TASK OBJECTIVE:
Pick out every line that holds the string "Decaf" and copy it.

RECORDED INFORMATION:
-- Start --

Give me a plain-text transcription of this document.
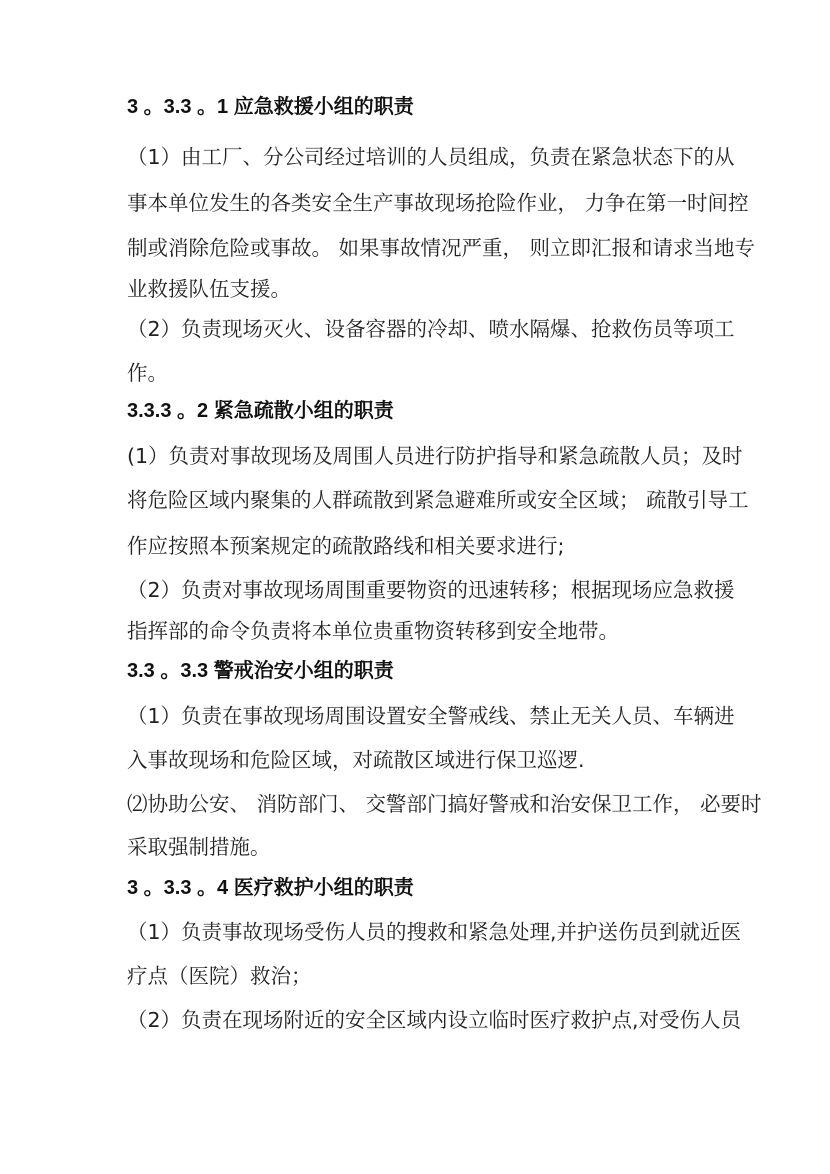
3 。3.3 。1 应急救援小组的职责
（1）由工厂、分公司经过培训的人员组成，负责在紧急状态下的从
事本单位发生的各类安全生产事故现场抢险作业， 力争在第一时间控
制或消除危险或事故。 如果事故情况严重， 则立即汇报和请求当地专
业救援队伍支援。
（2）负责现场灭火、设备容器的冷却、喷水隔爆、抢救伤员等项工
作。
3.3.3 。2 紧急疏散小组的职责
(1）负责对事故现场及周围人员进行防护指导和紧急疏散人员；及时
将危险区域内聚集的人群疏散到紧急避难所或安全区域； 疏散引导工
作应按照本预案规定的疏散路线和相关要求进行;
（2）负责对事故现场周围重要物资的迅速转移；根据现场应急救援
指挥部的命令负责将本单位贵重物资转移到安全地带。
3.3 。3.3 警戒治安小组的职责
（1）负责在事故现场周围设置安全警戒线、禁止无关人员、车辆进
入事故现场和危险区域，对疏散区域进行保卫巡逻.
⑵协助公安、 消防部门、 交警部门搞好警戒和治安保卫工作， 必要时
采取强制措施。
3 。3.3 。4 医疗救护小组的职责
（1）负责事故现场受伤人员的搜救和紧急处理,并护送伤员到就近医
疗点（医院）救治；
（2）负责在现场附近的安全区域内设立临时医疗救护点,对受伤人员
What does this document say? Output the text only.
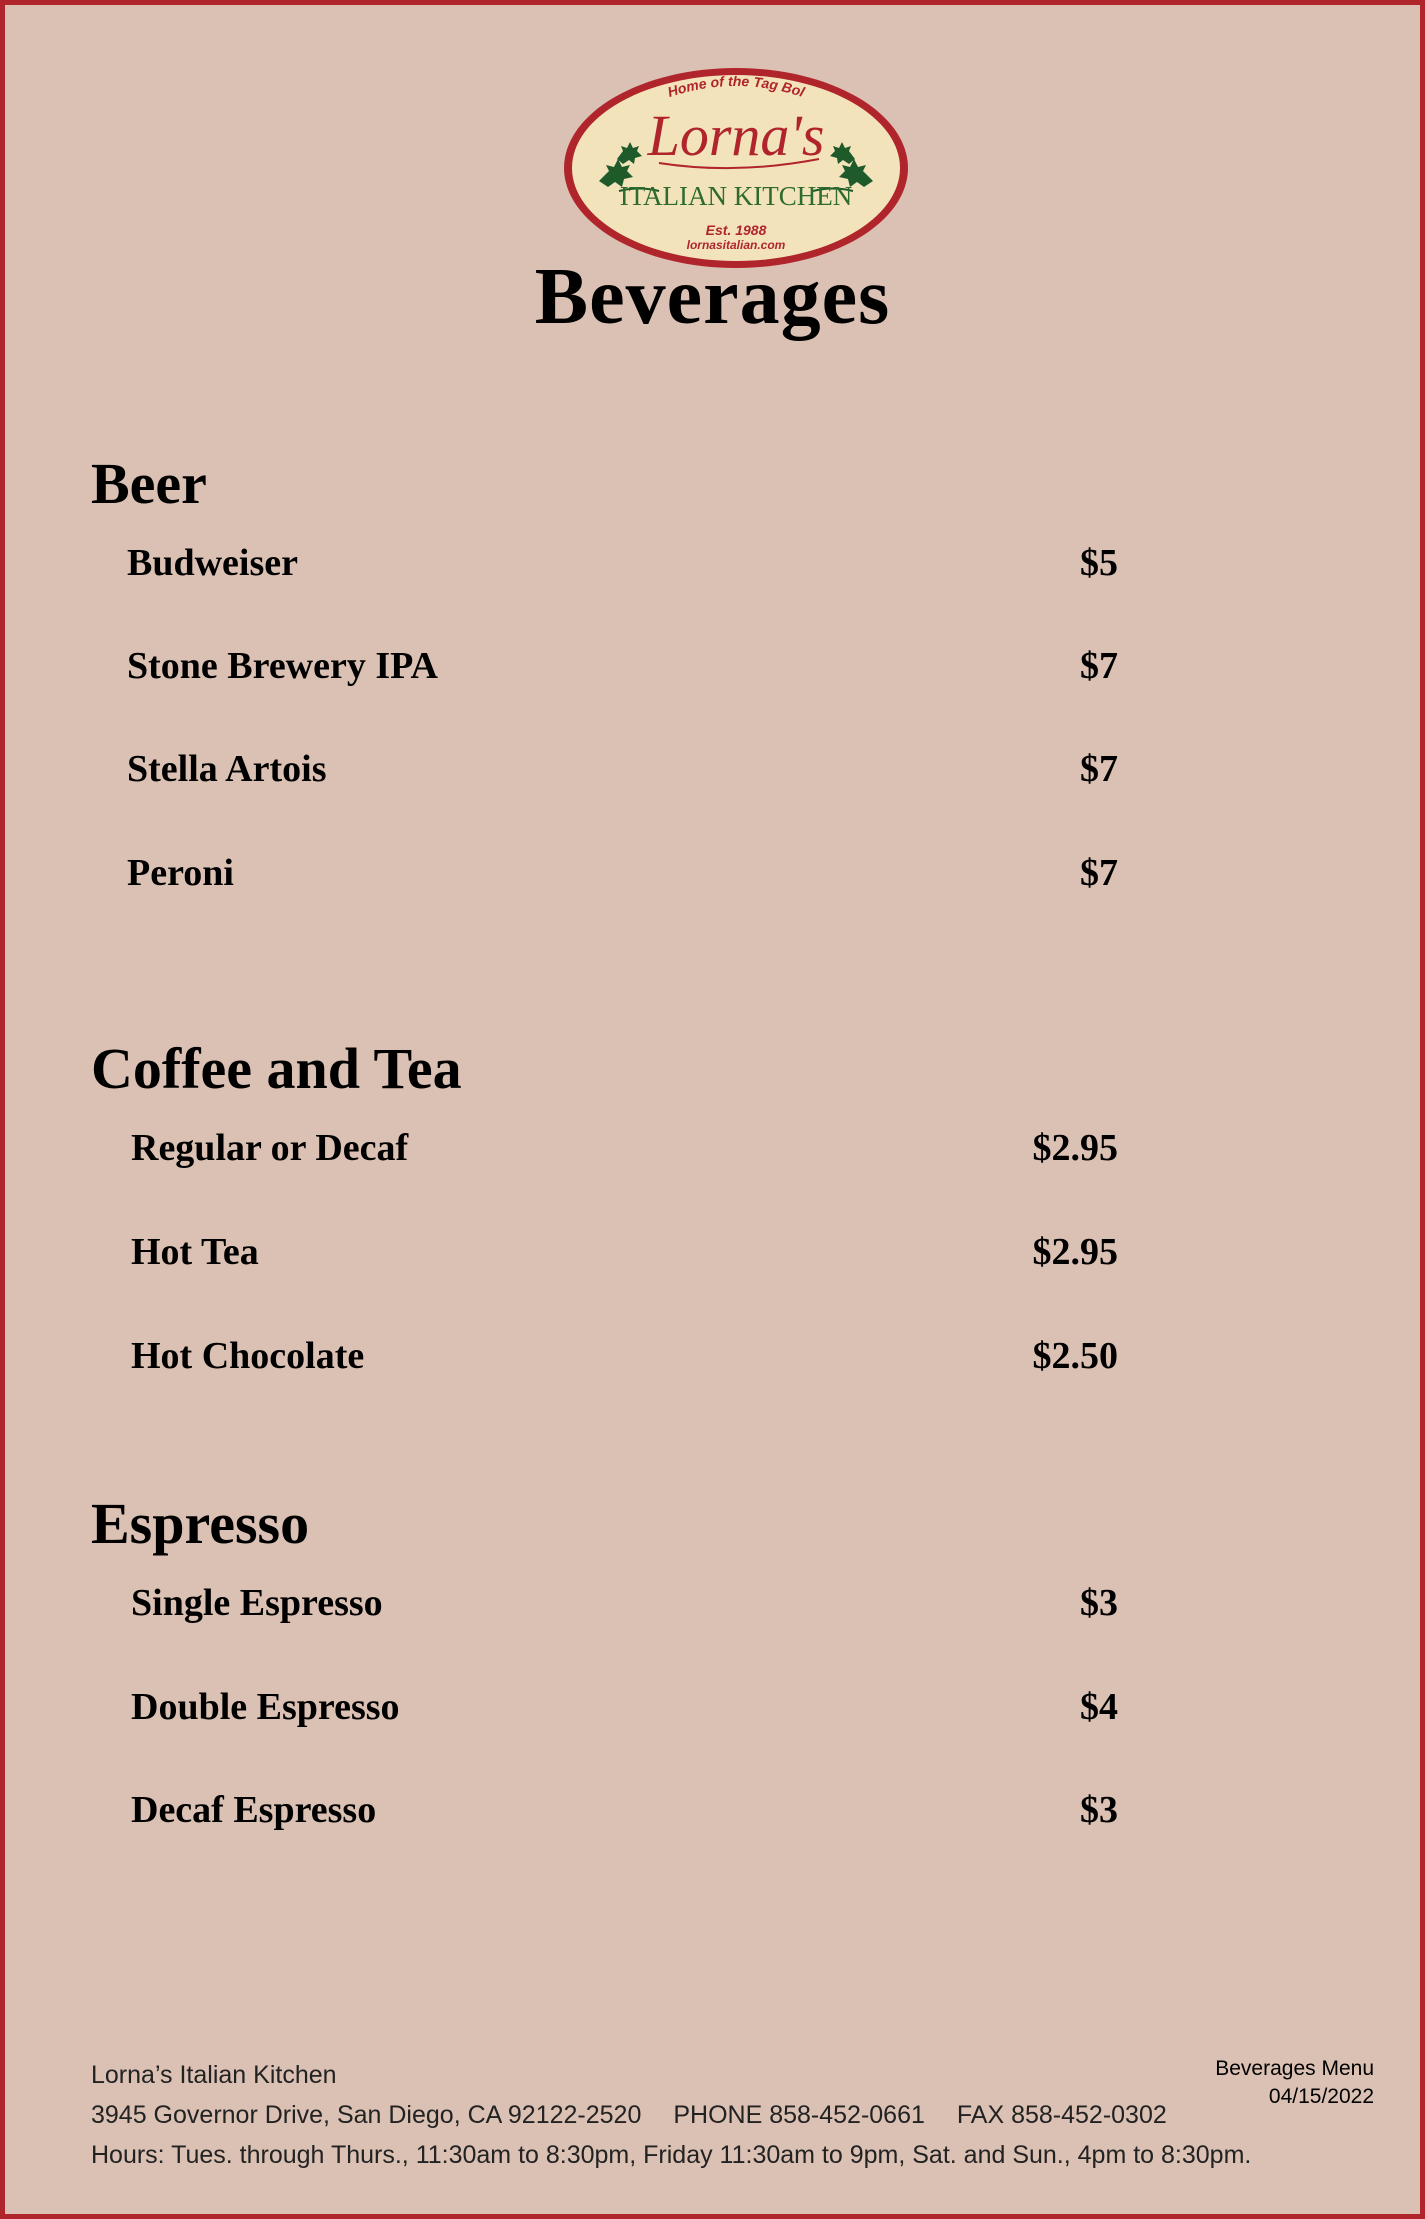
Home of the Tag Bol
Lorna's
ITALIAN KITCHEN
Est. 1988
lornasitalian.com
Beverages
Beer
Budweiser	$5
Stone Brewery IPA	$7
Stella Artois	$7
Peroni	$7
Coffee and Tea
Regular or Decaf	$2.95
Hot Tea	$2.95
Hot Chocolate	$2.50
Espresso
Single Espresso	$3
Double Espresso	$4
Decaf Espresso	$3
Lorna’s Italian Kitchen
3945 Governor Drive, San Diego, CA 92122-2520 PHONE 858-452-0661 FAX 858-452-0302
Hours: Tues. through Thurs., 11:30am to 8:30pm, Friday 11:30am to 9pm, Sat. and Sun., 4pm to 8:30pm.
Beverages Menu
04/15/2022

-- End --

SOLUTION:
Regular or Decaf	$2.95
Decaf Espresso	$3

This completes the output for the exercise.